Start
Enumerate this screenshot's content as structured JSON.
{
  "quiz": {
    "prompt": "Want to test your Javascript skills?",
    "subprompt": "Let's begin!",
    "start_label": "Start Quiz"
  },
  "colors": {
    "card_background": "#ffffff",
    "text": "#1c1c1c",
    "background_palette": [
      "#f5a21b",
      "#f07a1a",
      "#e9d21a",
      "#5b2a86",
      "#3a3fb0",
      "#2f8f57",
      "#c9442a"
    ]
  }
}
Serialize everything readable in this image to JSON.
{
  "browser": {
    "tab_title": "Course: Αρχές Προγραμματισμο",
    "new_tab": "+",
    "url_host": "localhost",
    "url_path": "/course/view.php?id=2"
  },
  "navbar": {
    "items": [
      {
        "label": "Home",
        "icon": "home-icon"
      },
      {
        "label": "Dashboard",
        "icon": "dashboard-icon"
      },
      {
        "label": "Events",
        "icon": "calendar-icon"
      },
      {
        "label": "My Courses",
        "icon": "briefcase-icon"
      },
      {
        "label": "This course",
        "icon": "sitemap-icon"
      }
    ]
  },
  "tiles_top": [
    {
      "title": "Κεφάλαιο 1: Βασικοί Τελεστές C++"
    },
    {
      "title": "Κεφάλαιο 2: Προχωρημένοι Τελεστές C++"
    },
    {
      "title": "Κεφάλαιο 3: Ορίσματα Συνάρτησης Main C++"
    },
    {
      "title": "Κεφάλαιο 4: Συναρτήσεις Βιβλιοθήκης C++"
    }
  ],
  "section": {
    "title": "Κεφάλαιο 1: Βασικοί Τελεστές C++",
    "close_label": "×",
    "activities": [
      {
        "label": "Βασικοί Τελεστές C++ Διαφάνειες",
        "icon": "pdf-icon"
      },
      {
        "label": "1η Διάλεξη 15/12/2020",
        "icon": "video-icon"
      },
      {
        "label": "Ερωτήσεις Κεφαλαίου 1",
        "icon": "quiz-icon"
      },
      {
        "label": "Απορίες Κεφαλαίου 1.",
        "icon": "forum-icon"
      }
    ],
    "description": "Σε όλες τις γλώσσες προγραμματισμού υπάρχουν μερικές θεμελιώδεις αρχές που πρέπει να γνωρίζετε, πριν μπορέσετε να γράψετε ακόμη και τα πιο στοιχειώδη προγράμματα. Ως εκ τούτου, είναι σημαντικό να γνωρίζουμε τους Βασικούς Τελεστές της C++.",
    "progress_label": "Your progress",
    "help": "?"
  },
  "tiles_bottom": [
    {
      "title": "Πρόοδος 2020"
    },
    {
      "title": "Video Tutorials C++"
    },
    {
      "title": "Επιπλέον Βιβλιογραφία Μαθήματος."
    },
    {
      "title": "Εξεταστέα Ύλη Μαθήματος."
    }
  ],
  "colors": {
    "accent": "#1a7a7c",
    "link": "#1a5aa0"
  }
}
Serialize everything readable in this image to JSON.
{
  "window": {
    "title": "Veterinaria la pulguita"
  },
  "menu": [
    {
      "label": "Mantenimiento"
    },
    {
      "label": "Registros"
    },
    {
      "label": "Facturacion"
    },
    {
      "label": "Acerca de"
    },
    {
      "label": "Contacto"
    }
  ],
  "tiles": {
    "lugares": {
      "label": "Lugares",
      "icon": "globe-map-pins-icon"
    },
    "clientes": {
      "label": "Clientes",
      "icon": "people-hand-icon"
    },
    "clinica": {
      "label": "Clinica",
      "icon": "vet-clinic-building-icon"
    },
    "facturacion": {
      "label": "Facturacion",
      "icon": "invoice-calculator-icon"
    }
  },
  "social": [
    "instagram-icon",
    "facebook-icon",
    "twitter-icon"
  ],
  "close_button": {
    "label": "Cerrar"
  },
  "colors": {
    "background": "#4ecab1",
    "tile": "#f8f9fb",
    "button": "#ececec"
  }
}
End
WRITTEN REQUEST. Return all lines of the material above in which the word "Μαθήματος" occurs.

TASK SOLUTION.
      "title": "Επιπλέον Βιβλιογραφία Μαθήματος."
      "title": "Εξεταστέα Ύλη Μαθήματος."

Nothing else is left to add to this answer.